### GOAL OF THE EXERCISE
Extract every record, exactly as written, and ignore the pictures.

··· SOURCE DATA ···

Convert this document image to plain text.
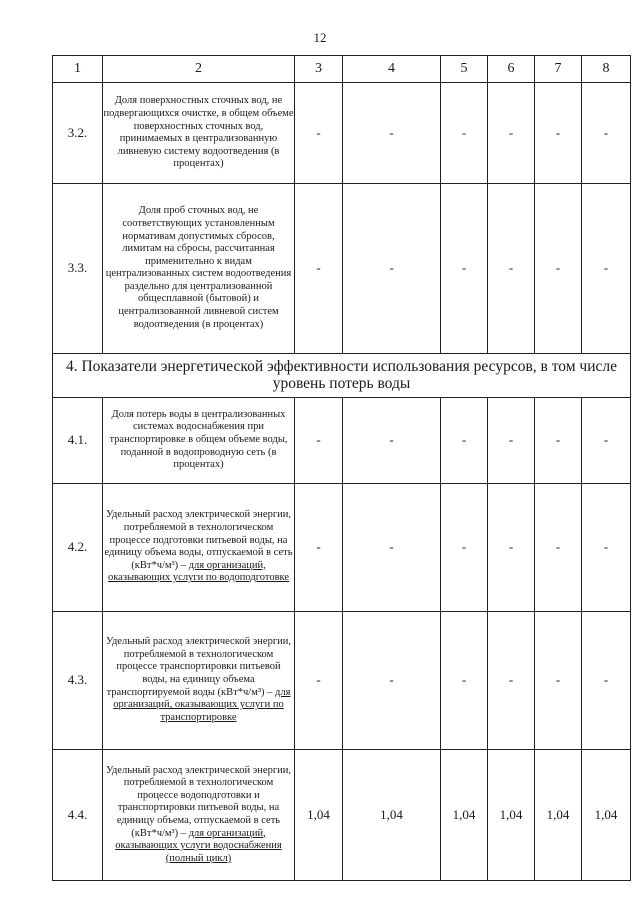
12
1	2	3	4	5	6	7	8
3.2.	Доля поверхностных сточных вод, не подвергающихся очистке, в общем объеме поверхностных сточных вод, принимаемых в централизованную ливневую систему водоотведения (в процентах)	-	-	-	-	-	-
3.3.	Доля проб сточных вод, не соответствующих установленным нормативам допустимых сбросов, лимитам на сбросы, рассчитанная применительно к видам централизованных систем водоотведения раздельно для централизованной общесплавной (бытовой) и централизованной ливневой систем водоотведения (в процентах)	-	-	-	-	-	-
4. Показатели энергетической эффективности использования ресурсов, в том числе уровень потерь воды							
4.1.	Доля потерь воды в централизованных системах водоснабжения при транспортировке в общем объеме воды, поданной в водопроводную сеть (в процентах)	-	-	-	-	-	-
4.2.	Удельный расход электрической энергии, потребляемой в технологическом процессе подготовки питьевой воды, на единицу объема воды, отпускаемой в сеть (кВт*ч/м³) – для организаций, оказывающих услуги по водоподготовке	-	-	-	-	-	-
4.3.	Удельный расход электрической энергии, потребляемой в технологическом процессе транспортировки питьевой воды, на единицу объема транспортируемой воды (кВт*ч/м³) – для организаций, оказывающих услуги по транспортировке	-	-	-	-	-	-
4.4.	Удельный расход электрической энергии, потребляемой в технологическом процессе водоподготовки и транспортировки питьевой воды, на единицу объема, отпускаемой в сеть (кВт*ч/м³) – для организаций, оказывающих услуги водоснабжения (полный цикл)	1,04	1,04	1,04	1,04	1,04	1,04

···

### WRITTEN SOLUTION
Convert this document image to plain text.
12
1	2	3	4	5	6	7	8
3.2.	Доля поверхностных сточных вод, не подвергающихся очистке, в общем объеме поверхностных сточных вод, принимаемых в централизованную ливневую систему водоотведения (в процентах)	-	-	-	-	-	-
3.3.	Доля проб сточных вод, не соответствующих установленным нормативам допустимых сбросов, лимитам на сбросы, рассчитанная применительно к видам централизованных систем водоотведения раздельно для централизованной общесплавной (бытовой) и централизованной ливневой систем водоотведения (в процентах)	-	-	-	-	-	-
4. Показатели энергетической эффективности использования ресурсов, в том числе уровень потерь воды							
4.1.	Доля потерь воды в централизованных системах водоснабжения при транспортировке в общем объеме воды, поданной в водопроводную сеть (в процентах)	-	-	-	-	-	-
4.2.	Удельный расход электрической энергии, потребляемой в технологическом процессе подготовки питьевой воды, на единицу объема воды, отпускаемой в сеть (кВт*ч/м³) – для организаций, оказывающих услуги по водоподготовке	-	-	-	-	-	-
4.3.	Удельный расход электрической энергии, потребляемой в технологическом процессе транспортировки питьевой воды, на единицу объема транспортируемой воды (кВт*ч/м³) – для организаций, оказывающих услуги по транспортировке	-	-	-	-	-	-
4.4.	Удельный расход электрической энергии, потребляемой в технологическом процессе водоподготовки и транспортировки питьевой воды, на единицу объема, отпускаемой в сеть (кВт*ч/м³) – для организаций, оказывающих услуги водоснабжения (полный цикл)	1,04	1,04	1,04	1,04	1,04	1,04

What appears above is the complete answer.